** START Dataset content **

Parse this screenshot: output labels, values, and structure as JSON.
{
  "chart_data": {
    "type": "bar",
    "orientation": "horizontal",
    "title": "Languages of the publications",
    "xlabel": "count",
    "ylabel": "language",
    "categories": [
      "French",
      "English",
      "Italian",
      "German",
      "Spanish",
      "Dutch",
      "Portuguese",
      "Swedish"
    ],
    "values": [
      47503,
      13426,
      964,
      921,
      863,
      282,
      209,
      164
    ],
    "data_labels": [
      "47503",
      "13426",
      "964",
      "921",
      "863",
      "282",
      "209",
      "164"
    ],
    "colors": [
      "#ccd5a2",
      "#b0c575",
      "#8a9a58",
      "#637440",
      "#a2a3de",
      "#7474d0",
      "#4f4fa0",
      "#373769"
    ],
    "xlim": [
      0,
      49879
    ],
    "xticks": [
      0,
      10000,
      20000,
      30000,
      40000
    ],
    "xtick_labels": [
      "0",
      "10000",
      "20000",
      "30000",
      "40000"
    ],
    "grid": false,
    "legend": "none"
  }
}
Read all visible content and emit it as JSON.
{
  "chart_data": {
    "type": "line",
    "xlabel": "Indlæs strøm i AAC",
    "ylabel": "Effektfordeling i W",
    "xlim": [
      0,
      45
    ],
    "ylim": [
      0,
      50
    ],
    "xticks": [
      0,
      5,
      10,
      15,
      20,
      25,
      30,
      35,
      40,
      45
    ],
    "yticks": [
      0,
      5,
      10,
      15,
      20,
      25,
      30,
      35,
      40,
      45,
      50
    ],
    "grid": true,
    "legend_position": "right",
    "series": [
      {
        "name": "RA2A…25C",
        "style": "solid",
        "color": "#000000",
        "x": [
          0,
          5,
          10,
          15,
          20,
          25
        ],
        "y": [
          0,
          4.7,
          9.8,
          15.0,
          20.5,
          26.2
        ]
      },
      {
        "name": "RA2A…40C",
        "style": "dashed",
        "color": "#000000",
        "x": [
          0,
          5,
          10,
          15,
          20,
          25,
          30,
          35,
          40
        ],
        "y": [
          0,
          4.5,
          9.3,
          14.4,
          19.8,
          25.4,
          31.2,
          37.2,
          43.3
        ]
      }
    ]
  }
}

** END Dataset content **

» **To do**
Extract the data exactly as given.

» **Complete answer**
Parse this screenshot: output labels, values, and structure as JSON.
{
  "chart_data": {
    "type": "bar",
    "orientation": "horizontal",
    "title": "Languages of the publications",
    "xlabel": "count",
    "ylabel": "language",
    "categories": [
      "French",
      "English",
      "Italian",
      "German",
      "Spanish",
      "Dutch",
      "Portuguese",
      "Swedish"
    ],
    "values": [
      47503,
      13426,
      964,
      921,
      863,
      282,
      209,
      164
    ],
    "data_labels": [
      "47503",
      "13426",
      "964",
      "921",
      "863",
      "282",
      "209",
      "164"
    ],
    "colors": [
      "#ccd5a2",
      "#b0c575",
      "#8a9a58",
      "#637440",
      "#a2a3de",
      "#7474d0",
      "#4f4fa0",
      "#373769"
    ],
    "xlim": [
      0,
      49879
    ],
    "xticks": [
      0,
      10000,
      20000,
      30000,
      40000
    ],
    "xtick_labels": [
      "0",
      "10000",
      "20000",
      "30000",
      "40000"
    ],
    "grid": false,
    "legend": "none"
  }
}
Read all visible content and emit it as JSON.
{
  "chart_data": {
    "type": "line",
    "xlabel": "Indlæs strøm i AAC",
    "ylabel": "Effektfordeling i W",
    "xlim": [
      0,
      45
    ],
    "ylim": [
      0,
      50
    ],
    "xticks": [
      0,
      5,
      10,
      15,
      20,
      25,
      30,
      35,
      40,
      45
    ],
    "yticks": [
      0,
      5,
      10,
      15,
      20,
      25,
      30,
      35,
      40,
      45,
      50
    ],
    "grid": true,
    "legend_position": "right",
    "series": [
      {
        "name": "RA2A…25C",
        "style": "solid",
        "color": "#000000",
        "x": [
          0,
          5,
          10,
          15,
          20,
          25
        ],
        "y": [
          0,
          4.7,
          9.8,
          15.0,
          20.5,
          26.2
        ]
      },
      {
        "name": "RA2A…40C",
        "style": "dashed",
        "color": "#000000",
        "x": [
          0,
          5,
          10,
          15,
          20,
          25,
          30,
          35,
          40
        ],
        "y": [
          0,
          4.5,
          9.3,
          14.4,
          19.8,
          25.4,
          31.2,
          37.2,
          43.3
        ]
      }
    ]
  }
}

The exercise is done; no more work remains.